» Written exercise: Would you quote every entry exactly, dropping only the pictures?

--- Begin Data rows ---

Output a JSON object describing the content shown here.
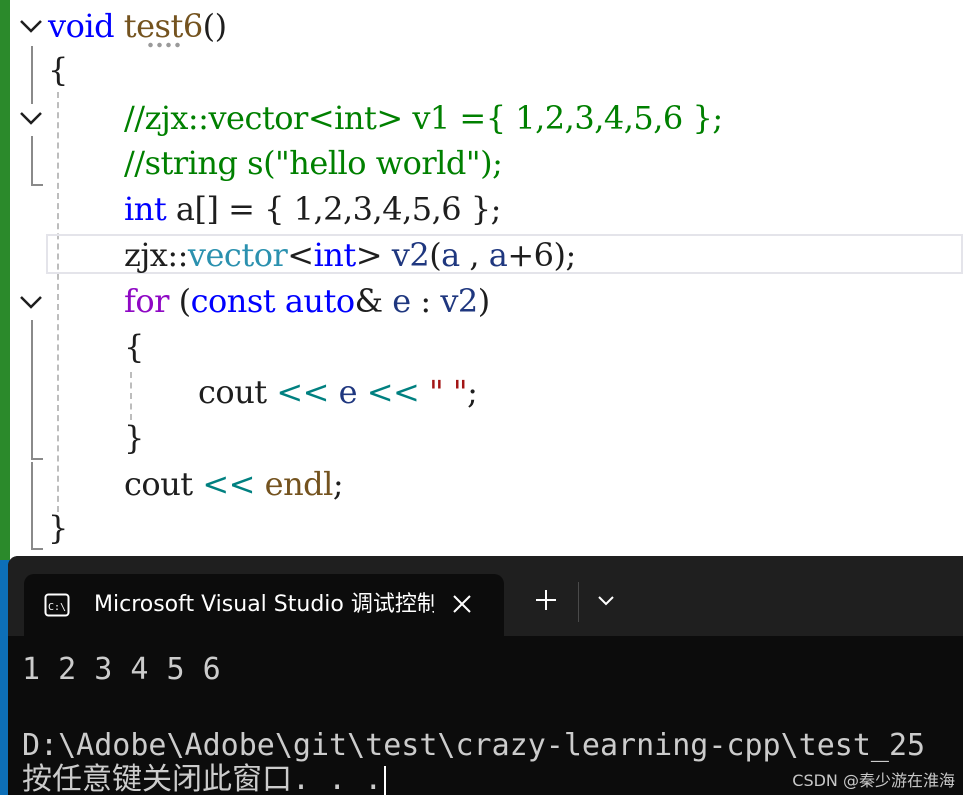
{
  "editor": {
    "lines": {
      "l1": {
        "kw": "void",
        "fn": "test6",
        "rest": "()"
      },
      "l2": {
        "text": "{"
      },
      "l3": {
        "text": "//zjx::vector<int> v1 ={ 1,2,3,4,5,6 };"
      },
      "l4": {
        "text": "//string s(\"hello world\");"
      },
      "l5": {
        "kw": "int",
        "rest": " a[] = { 1,2,3,4,5,6 };"
      },
      "l6": {
        "ns": "zjx::",
        "ty": "vector",
        "lt": "<",
        "kw": "int",
        "gt": ">",
        "sp": " ",
        "id1": "v2",
        "p1": "(",
        "id2": "a",
        "p2": " , ",
        "id3": "a",
        "p3": "+6);"
      },
      "l7": {
        "kw2": "for",
        "p1": " (",
        "kw_const": "const",
        "sp1": " ",
        "kw_auto": "auto",
        "amp": "&",
        "sp2": " ",
        "id1": "e",
        "p2": " : ",
        "id2": "v2",
        "p3": ")"
      },
      "l8": {
        "text": "{"
      },
      "l9": {
        "fn": "cout",
        "sp1": " ",
        "op1": "<<",
        "sp2": " ",
        "id": "e",
        "sp3": " ",
        "op2": "<<",
        "sp4": " ",
        "str": "\" \"",
        "semi": ";"
      },
      "l10": {
        "text": "}"
      },
      "l11": {
        "fn": "cout",
        "sp1": " ",
        "op": "<<",
        "sp2": " ",
        "endl": "endl",
        "semi": ";"
      },
      "l12": {
        "text": "}"
      }
    }
  },
  "terminal": {
    "tab_title": "Microsoft Visual Studio 调试控制台",
    "tab_icon": "console-icon",
    "output_line1": "1 2 3 4 5 6",
    "output_line2": "",
    "output_line3": "D:\\Adobe\\Adobe\\git\\test\\crazy-learning-cpp\\test_25",
    "output_line4": "按任意键关闭此窗口. . ."
  },
  "watermark": "CSDN @秦少游在淮海",
  "colors": {
    "keyword": "#0000ff",
    "control": "#8f08c4",
    "comment": "#008000",
    "function": "#74531f",
    "type": "#2b91af",
    "string": "#a31515",
    "operator": "#008080",
    "identifier": "#1f377f",
    "terminal_bg": "#0c0c0c"
  }
}
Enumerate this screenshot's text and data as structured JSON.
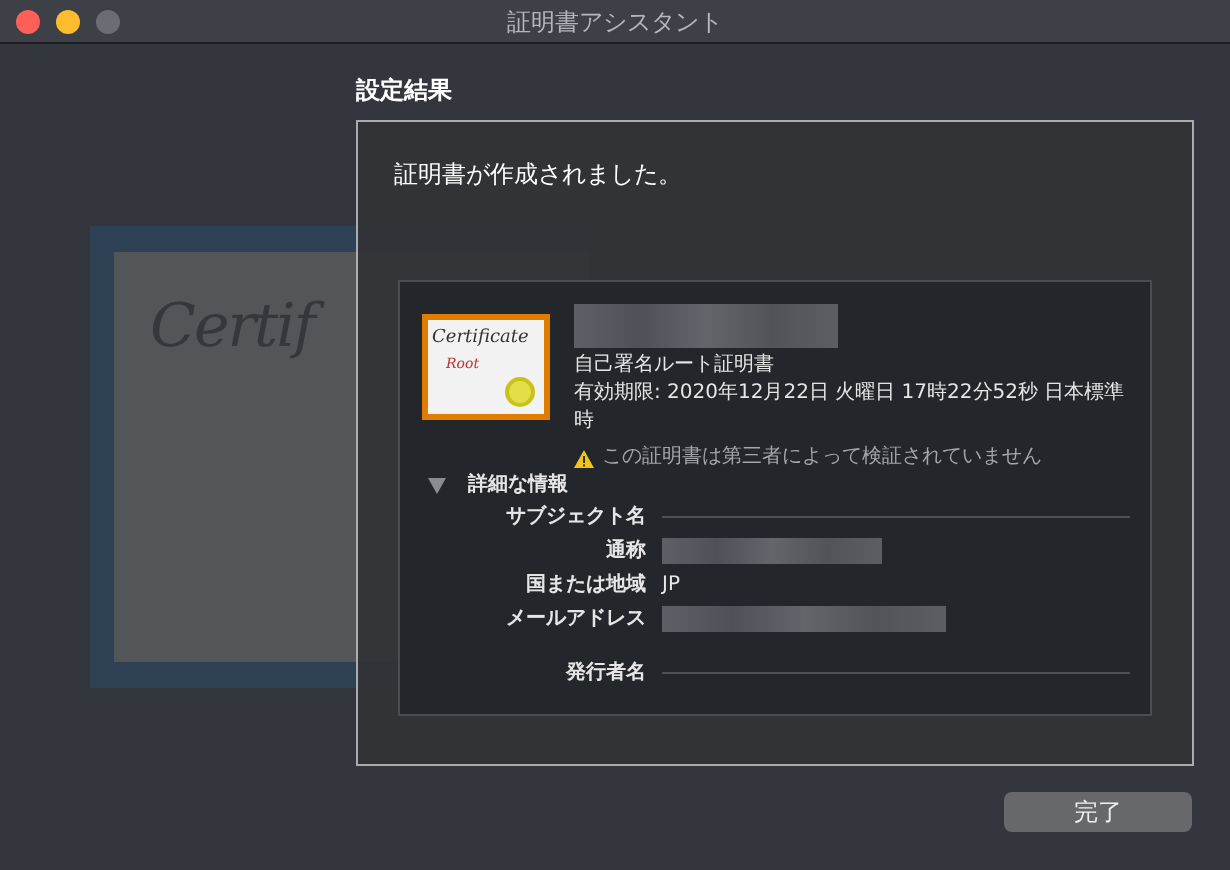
{
  "window": {
    "title": "証明書アシスタント"
  },
  "backdrop": {
    "text": "Certif"
  },
  "heading": "設定結果",
  "message": "証明書が作成されました。",
  "certificate": {
    "thumbnail_title": "Certificate",
    "thumbnail_subtitle": "Root",
    "type": "自己署名ルート証明書",
    "expiry": "有効期限: 2020年12月22日 火曜日 17時22分52秒 日本標準時",
    "warning": "この証明書は第三者によって検証されていません",
    "details": {
      "label": "詳細な情報",
      "expanded": true,
      "rows": [
        {
          "kind": "section",
          "label": "サブジェクト名"
        },
        {
          "kind": "redacted",
          "label": "通称"
        },
        {
          "kind": "value",
          "label": "国または地域",
          "value": "JP"
        },
        {
          "kind": "redacted",
          "label": "メールアドレス"
        },
        {
          "kind": "section",
          "label": "発行者名"
        }
      ]
    }
  },
  "buttons": [
    {
      "label": "完了"
    }
  ]
}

--- End Data rows ---

» Correct result:
Output a JSON object describing the content shown here.
{
  "editor": {
    "lines": {
      "l1": {
        "kw": "void",
        "fn": "test6",
        "rest": "()"
      },
      "l2": {
        "text": "{"
      },
      "l3": {
        "text": "//zjx::vector<int> v1 ={ 1,2,3,4,5,6 };"
      },
      "l4": {
        "text": "//string s(\"hello world\");"
      },
      "l5": {
        "kw": "int",
        "rest": " a[] = { 1,2,3,4,5,6 };"
      },
      "l6": {
        "ns": "zjx::",
        "ty": "vector",
        "lt": "<",
        "kw": "int",
        "gt": ">",
        "sp": " ",
        "id1": "v2",
        "p1": "(",
        "id2": "a",
        "p2": " , ",
        "id3": "a",
        "p3": "+6);"
      },
      "l7": {
        "kw2": "for",
        "p1": " (",
        "kw_const": "const",
        "sp1": " ",
        "kw_auto": "auto",
        "amp": "&",
        "sp2": " ",
        "id1": "e",
        "p2": " : ",
        "id2": "v2",
        "p3": ")"
      },
      "l8": {
        "text": "{"
      },
      "l9": {
        "fn": "cout",
        "sp1": " ",
        "op1": "<<",
        "sp2": " ",
        "id": "e",
        "sp3": " ",
        "op2": "<<",
        "sp4": " ",
        "str": "\" \"",
        "semi": ";"
      },
      "l10": {
        "text": "}"
      },
      "l11": {
        "fn": "cout",
        "sp1": " ",
        "op": "<<",
        "sp2": " ",
        "endl": "endl",
        "semi": ";"
      },
      "l12": {
        "text": "}"
      }
    }
  },
  "terminal": {
    "tab_title": "Microsoft Visual Studio 调试控制台",
    "tab_icon": "console-icon",
    "output_line1": "1 2 3 4 5 6",
    "output_line2": "",
    "output_line3": "D:\\Adobe\\Adobe\\git\\test\\crazy-learning-cpp\\test_25",
    "output_line4": "按任意键关闭此窗口. . ."
  },
  "watermark": "CSDN @秦少游在淮海",
  "colors": {
    "keyword": "#0000ff",
    "control": "#8f08c4",
    "comment": "#008000",
    "function": "#74531f",
    "type": "#2b91af",
    "string": "#a31515",
    "operator": "#008080",
    "identifier": "#1f377f",
    "terminal_bg": "#0c0c0c"
  }
}
Enumerate this screenshot's text and data as structured JSON.
{
  "window": {
    "title": "証明書アシスタント"
  },
  "backdrop": {
    "text": "Certif"
  },
  "heading": "設定結果",
  "message": "証明書が作成されました。",
  "certificate": {
    "thumbnail_title": "Certificate",
    "thumbnail_subtitle": "Root",
    "type": "自己署名ルート証明書",
    "expiry": "有効期限: 2020年12月22日 火曜日 17時22分52秒 日本標準時",
    "warning": "この証明書は第三者によって検証されていません",
    "details": {
      "label": "詳細な情報",
      "expanded": true,
      "rows": [
        {
          "kind": "section",
          "label": "サブジェクト名"
        },
        {
          "kind": "redacted",
          "label": "通称"
        },
        {
          "kind": "value",
          "label": "国または地域",
          "value": "JP"
        },
        {
          "kind": "redacted",
          "label": "メールアドレス"
        },
        {
          "kind": "section",
          "label": "発行者名"
        }
      ]
    }
  },
  "buttons": [
    {
      "label": "完了"
    }
  ]
}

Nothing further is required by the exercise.